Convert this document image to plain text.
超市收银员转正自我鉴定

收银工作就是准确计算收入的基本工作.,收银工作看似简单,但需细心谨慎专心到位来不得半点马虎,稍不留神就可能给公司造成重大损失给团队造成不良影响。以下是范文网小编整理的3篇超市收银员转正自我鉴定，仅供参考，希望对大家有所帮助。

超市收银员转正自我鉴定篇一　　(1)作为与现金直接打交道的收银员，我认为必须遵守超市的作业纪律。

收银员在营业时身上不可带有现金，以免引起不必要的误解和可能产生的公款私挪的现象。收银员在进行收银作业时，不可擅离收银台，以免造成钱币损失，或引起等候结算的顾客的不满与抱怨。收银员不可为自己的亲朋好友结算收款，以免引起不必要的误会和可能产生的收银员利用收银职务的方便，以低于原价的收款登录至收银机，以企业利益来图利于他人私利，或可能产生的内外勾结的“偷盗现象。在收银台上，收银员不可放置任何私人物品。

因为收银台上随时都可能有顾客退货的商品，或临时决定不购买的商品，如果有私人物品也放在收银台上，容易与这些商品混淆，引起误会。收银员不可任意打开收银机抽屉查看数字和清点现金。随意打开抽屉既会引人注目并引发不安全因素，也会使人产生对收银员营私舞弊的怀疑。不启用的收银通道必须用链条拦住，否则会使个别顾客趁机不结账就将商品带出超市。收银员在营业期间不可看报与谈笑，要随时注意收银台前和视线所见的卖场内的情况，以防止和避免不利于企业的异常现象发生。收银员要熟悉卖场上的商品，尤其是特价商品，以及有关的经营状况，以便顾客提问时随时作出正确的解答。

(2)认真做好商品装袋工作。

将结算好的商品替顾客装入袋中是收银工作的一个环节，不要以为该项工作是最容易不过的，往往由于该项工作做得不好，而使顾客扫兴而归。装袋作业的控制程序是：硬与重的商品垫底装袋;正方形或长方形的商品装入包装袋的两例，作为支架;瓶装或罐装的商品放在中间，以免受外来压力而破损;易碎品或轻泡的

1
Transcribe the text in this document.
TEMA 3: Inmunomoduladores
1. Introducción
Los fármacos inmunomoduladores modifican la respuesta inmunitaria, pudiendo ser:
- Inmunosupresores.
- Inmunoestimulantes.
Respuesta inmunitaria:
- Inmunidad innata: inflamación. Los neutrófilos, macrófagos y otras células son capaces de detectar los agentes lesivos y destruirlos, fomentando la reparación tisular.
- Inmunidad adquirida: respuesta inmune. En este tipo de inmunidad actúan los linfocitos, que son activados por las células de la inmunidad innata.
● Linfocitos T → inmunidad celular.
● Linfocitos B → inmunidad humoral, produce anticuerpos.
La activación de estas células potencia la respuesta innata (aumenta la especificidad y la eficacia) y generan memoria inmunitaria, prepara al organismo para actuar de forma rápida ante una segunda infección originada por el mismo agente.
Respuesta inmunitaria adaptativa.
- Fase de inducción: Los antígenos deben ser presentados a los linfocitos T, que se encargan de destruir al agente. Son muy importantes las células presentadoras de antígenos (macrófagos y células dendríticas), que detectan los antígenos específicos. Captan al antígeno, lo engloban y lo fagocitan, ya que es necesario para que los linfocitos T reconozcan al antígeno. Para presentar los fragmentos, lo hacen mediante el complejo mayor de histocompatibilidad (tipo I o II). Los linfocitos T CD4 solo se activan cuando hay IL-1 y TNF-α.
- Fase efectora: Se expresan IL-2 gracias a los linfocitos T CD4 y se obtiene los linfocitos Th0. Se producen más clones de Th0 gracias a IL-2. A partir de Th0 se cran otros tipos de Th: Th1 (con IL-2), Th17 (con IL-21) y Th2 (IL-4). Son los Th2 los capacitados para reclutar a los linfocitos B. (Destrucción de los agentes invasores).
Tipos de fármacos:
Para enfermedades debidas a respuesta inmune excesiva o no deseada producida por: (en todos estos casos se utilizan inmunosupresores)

• **WRITTEN TASK**: Go through the listing above and pull out each line containing the word "text".

• **ANSWER TO THIS PROBLEM**:
Convert this document image to plain text.
Transcribe the text in this document.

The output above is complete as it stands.